Objective:
Only a number is wanted: the count of lines in this listing that contain "color".

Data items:

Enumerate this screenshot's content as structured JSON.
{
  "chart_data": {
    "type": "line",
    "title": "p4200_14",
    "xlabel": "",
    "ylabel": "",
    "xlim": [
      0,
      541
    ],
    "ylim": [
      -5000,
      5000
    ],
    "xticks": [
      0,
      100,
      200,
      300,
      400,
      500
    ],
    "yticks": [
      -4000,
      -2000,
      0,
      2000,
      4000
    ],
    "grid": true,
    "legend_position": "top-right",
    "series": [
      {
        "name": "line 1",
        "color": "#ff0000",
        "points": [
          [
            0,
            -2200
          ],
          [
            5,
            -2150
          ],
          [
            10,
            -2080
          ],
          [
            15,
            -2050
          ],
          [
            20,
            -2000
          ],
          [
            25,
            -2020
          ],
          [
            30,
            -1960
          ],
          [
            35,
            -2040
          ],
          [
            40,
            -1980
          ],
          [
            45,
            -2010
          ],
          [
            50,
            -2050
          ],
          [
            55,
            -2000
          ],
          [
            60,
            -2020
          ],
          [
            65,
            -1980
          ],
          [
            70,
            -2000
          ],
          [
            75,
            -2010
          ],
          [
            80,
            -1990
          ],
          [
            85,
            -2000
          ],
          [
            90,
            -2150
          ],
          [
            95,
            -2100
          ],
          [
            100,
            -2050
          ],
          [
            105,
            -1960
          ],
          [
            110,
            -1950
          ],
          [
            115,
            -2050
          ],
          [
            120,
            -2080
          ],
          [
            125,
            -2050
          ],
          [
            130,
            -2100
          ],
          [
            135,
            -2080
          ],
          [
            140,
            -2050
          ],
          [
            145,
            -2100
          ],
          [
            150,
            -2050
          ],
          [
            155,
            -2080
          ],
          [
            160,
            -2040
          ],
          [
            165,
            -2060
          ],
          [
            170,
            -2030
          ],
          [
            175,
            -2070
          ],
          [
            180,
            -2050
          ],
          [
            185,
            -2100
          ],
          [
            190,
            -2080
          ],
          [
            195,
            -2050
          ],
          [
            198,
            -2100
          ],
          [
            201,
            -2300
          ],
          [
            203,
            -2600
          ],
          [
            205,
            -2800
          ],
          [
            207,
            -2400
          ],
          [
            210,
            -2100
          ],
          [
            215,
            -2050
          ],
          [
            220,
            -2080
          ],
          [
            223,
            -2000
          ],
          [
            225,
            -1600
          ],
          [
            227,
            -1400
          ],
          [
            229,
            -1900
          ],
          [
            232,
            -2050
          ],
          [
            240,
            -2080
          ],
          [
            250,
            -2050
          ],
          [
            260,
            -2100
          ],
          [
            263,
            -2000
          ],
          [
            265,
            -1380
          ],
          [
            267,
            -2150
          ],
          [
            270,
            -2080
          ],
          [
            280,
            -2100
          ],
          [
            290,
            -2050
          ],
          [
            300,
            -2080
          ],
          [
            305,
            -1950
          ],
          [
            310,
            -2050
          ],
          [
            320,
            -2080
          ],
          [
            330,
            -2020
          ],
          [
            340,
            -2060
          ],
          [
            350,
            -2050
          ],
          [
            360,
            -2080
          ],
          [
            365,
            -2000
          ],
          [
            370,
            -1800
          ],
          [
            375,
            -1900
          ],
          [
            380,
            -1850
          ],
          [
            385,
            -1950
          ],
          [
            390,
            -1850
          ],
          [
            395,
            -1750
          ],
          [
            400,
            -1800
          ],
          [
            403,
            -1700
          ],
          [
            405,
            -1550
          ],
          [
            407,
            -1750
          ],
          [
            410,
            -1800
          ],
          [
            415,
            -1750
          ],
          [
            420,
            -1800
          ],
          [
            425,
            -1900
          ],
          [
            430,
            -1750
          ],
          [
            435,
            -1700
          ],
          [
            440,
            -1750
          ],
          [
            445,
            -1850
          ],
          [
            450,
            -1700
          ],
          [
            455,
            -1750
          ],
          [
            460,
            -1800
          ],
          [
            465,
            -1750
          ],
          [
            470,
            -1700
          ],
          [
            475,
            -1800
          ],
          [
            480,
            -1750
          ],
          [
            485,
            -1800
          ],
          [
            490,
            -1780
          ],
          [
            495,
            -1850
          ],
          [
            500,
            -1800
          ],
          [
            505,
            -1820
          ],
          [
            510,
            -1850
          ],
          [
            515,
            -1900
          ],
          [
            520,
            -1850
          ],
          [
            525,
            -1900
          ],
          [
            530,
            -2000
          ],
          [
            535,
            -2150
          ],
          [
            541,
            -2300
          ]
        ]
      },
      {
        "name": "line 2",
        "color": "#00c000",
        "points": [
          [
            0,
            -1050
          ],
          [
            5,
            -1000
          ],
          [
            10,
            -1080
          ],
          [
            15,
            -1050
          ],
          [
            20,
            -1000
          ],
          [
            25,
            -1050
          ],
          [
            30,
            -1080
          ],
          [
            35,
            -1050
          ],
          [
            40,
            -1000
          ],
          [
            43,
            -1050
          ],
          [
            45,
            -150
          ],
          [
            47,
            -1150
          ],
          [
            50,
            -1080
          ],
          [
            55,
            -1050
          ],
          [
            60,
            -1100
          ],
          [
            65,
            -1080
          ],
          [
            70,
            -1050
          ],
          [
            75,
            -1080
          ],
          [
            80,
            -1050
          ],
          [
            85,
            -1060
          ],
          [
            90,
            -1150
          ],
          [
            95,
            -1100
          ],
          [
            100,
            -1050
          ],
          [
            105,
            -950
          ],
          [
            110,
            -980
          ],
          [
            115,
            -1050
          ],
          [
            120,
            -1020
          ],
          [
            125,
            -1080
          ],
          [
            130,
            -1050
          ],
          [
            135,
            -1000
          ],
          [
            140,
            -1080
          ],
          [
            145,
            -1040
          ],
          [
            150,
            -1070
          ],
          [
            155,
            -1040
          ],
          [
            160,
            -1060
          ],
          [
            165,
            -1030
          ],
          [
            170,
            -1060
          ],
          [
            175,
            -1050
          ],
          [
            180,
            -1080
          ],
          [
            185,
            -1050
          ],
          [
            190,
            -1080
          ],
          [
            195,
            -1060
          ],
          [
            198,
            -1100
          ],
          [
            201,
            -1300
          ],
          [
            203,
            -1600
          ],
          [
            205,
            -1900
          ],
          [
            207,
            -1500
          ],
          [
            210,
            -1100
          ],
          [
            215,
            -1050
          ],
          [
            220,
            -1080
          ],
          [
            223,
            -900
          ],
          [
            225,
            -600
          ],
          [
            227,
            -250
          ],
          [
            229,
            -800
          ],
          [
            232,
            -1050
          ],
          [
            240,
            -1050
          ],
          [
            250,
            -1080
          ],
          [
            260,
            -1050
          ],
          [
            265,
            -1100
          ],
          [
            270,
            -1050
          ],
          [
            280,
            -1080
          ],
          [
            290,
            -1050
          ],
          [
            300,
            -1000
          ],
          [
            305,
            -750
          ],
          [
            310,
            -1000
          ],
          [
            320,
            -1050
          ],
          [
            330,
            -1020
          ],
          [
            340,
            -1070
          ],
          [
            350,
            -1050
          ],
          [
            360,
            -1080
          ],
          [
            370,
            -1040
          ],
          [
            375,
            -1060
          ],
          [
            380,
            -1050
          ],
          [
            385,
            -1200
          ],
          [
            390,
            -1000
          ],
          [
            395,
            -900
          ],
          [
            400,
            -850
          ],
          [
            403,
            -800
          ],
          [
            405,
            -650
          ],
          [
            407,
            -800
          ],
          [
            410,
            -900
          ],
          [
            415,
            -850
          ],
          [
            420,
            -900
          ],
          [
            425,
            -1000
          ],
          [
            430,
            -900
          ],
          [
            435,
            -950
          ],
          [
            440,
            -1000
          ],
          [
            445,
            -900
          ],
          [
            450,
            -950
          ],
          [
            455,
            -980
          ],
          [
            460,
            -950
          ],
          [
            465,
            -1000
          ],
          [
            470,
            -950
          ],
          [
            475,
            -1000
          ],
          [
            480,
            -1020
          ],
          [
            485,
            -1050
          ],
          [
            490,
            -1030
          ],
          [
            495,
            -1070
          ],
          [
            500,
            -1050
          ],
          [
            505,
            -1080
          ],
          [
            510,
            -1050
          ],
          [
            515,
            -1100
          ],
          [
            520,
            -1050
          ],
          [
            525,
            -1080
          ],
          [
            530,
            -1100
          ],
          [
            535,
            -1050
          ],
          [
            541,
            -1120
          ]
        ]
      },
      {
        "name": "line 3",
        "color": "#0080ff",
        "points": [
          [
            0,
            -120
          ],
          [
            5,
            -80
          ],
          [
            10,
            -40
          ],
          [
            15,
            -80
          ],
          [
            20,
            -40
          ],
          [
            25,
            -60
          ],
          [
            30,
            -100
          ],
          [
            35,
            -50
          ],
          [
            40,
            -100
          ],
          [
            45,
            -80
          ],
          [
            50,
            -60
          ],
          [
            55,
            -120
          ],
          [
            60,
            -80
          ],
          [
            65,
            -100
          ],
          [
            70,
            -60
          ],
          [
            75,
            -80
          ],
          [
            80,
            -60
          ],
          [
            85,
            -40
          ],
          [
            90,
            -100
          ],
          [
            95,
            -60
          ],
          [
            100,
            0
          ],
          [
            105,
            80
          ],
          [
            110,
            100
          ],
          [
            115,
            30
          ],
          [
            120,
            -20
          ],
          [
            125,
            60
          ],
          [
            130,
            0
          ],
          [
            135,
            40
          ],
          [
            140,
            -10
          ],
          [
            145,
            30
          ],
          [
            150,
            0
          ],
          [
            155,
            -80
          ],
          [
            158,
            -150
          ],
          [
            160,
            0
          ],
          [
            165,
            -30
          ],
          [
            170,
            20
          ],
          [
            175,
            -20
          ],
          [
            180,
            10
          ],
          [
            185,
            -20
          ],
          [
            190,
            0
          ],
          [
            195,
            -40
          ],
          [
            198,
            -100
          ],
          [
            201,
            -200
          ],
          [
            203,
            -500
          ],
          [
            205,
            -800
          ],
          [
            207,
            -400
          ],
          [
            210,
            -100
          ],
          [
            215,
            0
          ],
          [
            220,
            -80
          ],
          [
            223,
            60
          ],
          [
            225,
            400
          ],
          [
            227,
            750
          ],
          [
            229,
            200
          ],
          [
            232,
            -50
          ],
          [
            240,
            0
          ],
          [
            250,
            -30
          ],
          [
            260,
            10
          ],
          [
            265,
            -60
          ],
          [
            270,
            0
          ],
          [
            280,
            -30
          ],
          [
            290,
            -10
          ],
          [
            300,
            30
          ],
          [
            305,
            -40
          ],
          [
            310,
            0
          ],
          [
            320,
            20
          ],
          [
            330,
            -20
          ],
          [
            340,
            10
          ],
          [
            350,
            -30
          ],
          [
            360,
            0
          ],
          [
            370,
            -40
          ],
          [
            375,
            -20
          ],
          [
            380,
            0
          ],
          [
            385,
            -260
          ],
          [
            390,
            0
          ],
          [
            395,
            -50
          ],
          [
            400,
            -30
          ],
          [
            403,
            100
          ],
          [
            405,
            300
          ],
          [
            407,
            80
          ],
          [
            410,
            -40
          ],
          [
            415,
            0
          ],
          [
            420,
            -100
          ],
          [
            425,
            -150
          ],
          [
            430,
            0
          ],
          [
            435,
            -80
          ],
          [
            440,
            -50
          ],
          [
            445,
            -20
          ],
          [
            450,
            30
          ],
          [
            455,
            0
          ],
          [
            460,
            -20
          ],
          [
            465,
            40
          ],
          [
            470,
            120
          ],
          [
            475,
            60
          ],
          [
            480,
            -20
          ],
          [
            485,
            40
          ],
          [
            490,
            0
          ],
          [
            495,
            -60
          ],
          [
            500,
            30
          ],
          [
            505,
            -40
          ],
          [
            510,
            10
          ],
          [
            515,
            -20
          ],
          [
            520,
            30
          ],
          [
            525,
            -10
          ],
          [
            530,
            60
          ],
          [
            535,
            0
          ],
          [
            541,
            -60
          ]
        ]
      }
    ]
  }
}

Task result:
3